## REQUIREMENT
Copy each line of the records that contains the word "Högre".

(Stored data entries)
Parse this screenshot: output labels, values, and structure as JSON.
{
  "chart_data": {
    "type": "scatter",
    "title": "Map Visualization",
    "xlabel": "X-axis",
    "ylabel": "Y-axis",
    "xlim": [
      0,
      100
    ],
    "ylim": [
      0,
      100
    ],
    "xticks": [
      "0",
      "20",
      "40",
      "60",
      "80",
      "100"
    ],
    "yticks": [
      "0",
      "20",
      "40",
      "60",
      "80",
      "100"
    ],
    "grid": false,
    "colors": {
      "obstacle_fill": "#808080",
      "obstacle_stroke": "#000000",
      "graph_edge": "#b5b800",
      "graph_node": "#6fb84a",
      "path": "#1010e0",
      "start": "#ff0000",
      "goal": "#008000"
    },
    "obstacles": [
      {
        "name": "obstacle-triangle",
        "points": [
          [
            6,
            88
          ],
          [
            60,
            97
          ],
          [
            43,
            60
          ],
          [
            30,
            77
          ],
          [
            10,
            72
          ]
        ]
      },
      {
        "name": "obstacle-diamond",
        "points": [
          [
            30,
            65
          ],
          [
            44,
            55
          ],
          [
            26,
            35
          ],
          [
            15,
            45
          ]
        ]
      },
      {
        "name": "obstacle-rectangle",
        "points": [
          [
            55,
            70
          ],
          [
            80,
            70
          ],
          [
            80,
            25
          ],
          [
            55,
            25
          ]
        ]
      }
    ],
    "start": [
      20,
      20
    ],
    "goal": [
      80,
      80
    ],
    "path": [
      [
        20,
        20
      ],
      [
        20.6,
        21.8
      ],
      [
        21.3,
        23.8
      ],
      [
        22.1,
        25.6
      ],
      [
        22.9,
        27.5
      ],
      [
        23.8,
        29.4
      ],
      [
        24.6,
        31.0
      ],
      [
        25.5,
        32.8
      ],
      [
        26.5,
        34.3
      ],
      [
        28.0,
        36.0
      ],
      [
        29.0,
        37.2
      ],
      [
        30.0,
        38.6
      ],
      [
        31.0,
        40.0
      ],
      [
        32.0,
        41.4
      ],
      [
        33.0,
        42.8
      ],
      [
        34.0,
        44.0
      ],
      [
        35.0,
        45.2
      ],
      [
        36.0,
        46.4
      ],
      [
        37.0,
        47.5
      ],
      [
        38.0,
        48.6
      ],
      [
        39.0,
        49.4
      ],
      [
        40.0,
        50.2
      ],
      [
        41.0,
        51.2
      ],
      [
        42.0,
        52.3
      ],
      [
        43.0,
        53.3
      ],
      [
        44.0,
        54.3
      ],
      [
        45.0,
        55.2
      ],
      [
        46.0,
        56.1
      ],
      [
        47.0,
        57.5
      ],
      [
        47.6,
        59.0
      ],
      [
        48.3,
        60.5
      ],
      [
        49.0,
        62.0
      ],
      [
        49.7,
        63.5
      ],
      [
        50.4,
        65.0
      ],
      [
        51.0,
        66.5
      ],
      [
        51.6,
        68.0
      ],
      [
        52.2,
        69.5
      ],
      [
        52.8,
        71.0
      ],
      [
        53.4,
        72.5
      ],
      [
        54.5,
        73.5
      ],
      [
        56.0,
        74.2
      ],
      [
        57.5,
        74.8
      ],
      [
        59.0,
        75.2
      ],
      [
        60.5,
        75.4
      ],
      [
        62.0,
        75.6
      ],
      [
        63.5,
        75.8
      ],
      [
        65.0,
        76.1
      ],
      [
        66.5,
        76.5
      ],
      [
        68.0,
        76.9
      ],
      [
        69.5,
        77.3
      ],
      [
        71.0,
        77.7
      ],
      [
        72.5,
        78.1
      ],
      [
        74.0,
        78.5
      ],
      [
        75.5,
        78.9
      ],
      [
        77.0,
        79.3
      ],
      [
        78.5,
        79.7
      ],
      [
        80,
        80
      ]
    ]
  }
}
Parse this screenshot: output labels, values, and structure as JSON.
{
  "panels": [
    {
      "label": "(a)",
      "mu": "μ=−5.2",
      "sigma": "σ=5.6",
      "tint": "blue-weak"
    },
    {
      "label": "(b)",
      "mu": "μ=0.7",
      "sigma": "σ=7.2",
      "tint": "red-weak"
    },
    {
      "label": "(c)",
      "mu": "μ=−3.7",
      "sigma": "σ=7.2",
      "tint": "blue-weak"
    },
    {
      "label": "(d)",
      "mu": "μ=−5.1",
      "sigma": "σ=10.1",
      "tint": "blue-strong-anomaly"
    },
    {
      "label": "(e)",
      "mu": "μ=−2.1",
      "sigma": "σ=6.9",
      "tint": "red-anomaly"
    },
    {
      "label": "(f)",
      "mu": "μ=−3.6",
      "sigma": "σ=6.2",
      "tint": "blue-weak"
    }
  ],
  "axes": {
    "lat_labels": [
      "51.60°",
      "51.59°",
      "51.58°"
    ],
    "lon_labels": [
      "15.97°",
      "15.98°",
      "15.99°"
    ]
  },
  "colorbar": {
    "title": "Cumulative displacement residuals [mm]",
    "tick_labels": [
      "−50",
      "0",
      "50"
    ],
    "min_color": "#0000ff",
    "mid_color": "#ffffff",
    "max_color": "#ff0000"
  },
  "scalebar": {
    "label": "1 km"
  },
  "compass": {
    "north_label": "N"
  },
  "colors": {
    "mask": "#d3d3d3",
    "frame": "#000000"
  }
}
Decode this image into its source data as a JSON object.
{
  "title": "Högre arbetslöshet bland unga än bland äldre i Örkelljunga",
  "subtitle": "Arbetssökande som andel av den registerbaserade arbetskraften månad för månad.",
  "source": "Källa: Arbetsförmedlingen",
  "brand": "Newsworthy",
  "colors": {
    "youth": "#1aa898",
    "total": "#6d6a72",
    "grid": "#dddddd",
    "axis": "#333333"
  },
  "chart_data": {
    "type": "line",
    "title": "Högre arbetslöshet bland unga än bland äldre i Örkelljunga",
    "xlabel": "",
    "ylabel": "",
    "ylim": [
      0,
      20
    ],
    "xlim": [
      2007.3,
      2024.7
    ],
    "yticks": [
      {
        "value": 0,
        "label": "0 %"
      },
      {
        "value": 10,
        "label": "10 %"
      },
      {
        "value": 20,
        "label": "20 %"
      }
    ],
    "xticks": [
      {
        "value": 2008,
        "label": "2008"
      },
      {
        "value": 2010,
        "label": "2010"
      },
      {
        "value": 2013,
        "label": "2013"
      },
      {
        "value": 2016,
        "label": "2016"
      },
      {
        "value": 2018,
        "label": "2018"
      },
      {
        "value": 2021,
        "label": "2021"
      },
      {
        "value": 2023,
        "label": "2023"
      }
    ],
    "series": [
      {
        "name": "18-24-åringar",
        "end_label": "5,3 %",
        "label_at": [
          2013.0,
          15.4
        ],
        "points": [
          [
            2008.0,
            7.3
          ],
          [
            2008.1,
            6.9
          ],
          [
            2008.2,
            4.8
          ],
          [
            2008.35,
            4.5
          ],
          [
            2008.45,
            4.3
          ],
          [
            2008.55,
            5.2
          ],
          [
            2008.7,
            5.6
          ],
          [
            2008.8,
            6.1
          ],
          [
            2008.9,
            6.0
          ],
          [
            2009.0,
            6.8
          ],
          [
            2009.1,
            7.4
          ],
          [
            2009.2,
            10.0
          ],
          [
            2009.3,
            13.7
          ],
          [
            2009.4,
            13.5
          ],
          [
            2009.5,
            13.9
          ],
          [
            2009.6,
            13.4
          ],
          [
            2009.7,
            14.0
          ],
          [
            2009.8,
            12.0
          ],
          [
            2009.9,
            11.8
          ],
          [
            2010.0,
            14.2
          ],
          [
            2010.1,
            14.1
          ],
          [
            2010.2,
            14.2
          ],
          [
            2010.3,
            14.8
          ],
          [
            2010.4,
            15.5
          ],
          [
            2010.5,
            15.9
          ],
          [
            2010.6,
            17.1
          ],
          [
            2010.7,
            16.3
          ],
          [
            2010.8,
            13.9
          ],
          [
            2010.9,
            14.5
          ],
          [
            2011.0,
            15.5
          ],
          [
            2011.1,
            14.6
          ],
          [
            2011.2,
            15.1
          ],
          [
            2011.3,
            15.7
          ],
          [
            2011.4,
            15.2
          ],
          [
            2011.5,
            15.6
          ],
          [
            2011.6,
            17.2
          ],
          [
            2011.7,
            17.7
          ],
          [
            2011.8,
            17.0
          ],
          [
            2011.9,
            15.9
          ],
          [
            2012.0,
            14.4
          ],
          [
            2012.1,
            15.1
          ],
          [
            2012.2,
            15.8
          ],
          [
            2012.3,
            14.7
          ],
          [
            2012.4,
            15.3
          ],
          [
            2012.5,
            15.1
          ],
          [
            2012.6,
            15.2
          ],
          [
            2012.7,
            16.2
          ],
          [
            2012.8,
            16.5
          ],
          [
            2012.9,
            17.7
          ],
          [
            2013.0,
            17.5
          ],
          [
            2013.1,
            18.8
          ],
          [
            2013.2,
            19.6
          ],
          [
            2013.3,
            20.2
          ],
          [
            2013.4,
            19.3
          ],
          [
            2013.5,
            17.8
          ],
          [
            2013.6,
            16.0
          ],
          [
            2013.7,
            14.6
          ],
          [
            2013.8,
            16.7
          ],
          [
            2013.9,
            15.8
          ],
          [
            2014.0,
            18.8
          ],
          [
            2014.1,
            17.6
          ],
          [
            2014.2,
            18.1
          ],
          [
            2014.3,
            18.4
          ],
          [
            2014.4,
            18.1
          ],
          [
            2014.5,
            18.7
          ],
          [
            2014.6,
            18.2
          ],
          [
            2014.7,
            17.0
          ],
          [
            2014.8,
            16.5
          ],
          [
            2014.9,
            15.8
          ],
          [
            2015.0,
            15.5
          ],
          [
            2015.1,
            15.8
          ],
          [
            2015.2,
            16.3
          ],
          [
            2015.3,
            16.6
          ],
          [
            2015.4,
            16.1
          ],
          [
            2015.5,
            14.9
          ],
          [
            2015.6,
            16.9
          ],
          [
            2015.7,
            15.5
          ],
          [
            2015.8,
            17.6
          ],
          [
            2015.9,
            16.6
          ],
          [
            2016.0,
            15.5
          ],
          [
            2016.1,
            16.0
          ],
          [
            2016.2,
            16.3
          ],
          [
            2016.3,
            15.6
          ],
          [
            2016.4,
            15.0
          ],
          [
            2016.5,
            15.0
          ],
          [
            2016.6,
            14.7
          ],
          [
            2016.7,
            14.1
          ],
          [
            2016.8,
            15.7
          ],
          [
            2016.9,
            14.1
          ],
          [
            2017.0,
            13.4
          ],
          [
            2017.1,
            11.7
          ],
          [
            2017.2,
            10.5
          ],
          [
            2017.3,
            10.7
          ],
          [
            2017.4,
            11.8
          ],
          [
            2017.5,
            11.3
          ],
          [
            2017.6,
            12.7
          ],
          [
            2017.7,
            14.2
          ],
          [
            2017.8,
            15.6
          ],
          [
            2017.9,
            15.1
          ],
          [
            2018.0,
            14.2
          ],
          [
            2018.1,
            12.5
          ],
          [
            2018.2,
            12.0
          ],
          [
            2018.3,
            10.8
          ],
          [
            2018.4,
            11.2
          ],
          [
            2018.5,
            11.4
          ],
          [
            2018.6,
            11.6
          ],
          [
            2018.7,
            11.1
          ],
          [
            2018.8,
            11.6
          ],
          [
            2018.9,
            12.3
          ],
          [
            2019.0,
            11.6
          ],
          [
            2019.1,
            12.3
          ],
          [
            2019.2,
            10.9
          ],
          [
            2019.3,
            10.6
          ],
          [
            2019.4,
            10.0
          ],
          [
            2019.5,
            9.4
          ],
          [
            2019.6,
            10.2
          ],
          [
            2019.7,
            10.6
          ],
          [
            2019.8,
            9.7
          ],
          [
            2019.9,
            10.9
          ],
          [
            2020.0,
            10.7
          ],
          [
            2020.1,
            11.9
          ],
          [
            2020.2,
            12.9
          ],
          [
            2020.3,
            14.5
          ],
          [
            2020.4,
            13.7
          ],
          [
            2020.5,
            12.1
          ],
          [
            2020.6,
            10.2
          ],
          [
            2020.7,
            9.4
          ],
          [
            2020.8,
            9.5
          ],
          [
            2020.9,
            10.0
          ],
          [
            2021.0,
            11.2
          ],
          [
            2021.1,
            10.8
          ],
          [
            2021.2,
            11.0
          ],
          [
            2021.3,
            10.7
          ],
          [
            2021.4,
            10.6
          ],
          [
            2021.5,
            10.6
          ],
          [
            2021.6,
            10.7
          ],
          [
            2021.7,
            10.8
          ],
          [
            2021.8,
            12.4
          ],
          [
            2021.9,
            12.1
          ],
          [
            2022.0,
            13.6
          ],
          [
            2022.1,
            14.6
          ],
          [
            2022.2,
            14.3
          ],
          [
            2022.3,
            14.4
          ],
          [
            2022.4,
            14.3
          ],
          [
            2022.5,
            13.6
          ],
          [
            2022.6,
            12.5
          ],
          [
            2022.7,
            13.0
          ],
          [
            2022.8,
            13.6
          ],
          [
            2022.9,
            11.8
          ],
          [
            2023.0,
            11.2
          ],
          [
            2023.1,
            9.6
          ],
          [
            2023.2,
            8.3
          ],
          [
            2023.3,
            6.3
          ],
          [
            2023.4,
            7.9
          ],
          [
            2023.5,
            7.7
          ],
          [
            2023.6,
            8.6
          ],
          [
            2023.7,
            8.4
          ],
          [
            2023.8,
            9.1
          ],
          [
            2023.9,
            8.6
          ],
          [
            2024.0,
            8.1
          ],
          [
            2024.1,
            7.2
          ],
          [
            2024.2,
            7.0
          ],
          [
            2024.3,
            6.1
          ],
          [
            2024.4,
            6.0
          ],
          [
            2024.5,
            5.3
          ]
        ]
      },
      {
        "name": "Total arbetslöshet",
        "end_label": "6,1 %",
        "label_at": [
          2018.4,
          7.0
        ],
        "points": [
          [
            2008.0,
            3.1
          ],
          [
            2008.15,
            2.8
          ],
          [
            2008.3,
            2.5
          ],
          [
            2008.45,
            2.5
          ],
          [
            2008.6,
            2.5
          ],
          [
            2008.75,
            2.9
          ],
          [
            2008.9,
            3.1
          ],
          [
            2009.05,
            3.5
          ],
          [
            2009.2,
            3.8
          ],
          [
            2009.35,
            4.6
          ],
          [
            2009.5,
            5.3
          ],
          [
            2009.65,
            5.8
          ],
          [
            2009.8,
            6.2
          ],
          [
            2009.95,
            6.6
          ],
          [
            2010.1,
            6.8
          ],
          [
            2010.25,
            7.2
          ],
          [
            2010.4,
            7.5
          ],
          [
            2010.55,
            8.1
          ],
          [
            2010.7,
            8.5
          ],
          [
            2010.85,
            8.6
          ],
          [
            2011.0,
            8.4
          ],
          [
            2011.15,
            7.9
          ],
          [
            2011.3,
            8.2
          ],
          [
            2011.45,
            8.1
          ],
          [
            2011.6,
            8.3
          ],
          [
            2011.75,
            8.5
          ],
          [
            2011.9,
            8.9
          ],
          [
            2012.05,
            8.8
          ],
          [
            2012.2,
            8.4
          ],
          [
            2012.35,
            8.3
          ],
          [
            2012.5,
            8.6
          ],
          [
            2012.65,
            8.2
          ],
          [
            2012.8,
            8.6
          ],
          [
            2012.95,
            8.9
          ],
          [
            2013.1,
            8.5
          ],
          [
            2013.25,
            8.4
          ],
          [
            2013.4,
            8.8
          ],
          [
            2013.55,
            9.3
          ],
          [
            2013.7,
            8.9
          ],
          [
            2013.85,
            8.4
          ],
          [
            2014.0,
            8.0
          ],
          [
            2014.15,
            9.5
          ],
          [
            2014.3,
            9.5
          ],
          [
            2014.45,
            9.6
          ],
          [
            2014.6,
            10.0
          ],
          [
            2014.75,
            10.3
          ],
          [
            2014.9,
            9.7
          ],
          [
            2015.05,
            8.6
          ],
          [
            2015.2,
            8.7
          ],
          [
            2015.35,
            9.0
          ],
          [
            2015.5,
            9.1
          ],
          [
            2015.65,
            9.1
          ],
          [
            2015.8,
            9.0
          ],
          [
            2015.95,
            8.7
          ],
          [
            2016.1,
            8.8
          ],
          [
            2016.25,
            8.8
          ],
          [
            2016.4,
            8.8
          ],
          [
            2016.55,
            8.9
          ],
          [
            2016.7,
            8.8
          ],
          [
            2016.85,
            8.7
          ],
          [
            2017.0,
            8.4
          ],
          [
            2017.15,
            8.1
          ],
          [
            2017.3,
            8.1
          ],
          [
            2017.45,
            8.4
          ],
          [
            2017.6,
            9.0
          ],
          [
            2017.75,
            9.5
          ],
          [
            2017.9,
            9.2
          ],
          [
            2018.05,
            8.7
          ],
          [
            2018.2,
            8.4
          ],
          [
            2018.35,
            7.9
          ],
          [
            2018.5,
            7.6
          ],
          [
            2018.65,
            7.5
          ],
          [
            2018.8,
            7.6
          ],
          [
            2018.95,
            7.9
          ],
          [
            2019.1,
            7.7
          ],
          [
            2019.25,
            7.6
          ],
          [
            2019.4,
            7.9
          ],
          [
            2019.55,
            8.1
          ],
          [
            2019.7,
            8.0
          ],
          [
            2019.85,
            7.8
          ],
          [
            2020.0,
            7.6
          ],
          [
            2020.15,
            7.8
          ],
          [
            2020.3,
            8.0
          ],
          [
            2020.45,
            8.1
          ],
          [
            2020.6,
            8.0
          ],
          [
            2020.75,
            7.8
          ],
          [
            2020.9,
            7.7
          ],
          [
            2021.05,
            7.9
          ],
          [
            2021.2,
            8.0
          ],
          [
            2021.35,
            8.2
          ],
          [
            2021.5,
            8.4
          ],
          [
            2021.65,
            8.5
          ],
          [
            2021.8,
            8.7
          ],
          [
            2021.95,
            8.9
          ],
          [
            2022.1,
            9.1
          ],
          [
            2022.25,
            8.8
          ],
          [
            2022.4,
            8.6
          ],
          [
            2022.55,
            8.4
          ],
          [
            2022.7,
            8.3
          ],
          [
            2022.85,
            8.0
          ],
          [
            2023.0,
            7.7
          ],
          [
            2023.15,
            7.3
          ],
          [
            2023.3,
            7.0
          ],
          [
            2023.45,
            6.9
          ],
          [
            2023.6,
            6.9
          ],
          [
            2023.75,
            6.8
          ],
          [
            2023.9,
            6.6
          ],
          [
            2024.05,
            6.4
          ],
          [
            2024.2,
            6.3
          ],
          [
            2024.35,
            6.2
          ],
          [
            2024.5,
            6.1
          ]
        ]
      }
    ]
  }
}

## EXERCISE SOLUTION
  "title": "Högre arbetslöshet bland unga än bland äldre i Örkelljunga",
    "title": "Högre arbetslöshet bland unga än bland äldre i Örkelljunga",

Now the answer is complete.